* _Stored data_:

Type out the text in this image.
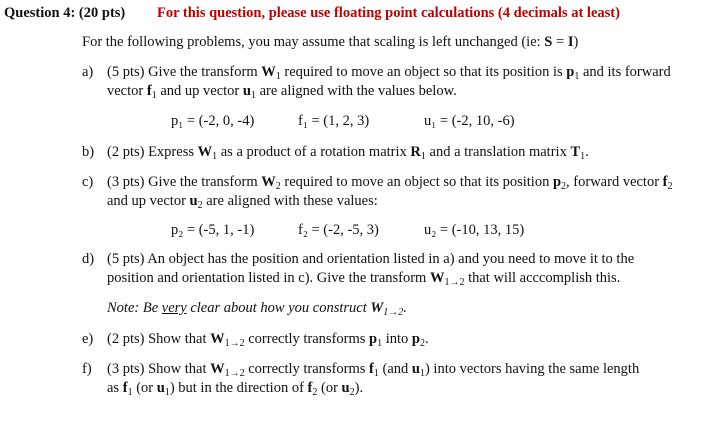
Question 4: (20 pts) For this question, please use floating point calculations (4 decimals at least)
For the following problems, you may assume that scaling is left unchanged (ie: S = I)
a) (5 pts) Give the transform $W_1$ required to move an object so that its position is $p_1$ and its forward
vector $f_1$ and up vector $u_1$ are aligned with the values below.
p₁ = (-2, 0, -4)	f₁ = (1, 2, 3)	u₁ = (-2, 10, -6)
b) (2 pts) Express $W_1$ as a product of a rotation matrix $R_1$ and a translation matrix $T_1$.
c) (3 pts) Give the transform $W_2$ required to move an object so that its position $p_2$, forward vector $f_2$
and up vector $u_2$ are aligned with these values:
p₂ = (-5, 1, -1)	f₂ = (-2, -5, 3)	u₂ = (-10, 13, 15)
d) (5 pts) An object has the position and orientation listed in a) and you need to move it to the
position and orientation listed in c). Give the transform $W_{1\to 2}$ that will acccomplish this.
Note: Be very clear about how you construct $W_{1\to 2}$.
e) (2 pts) Show that $W_{1\to 2}$ correctly transforms $p_1$ into $p_2$.
f) (3 pts) Show that $W_{1\to 2}$ correctly transforms $f_1$ (and $u_1$) into vectors having the same length
as $f_1$ (or $u_1$) but in the direction of $f_2$ (or $u_2$).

* _What is expected_: List all lines where "transforms" occurs.

* _Answer to this task_:
e) (2 pts) Show that $W_{1\to 2}$ correctly transforms $p_1$ into $p_2$.
f) (3 pts) Show that $W_{1\to 2}$ correctly transforms $f_1$ (and $u_1$) into vectors having the same length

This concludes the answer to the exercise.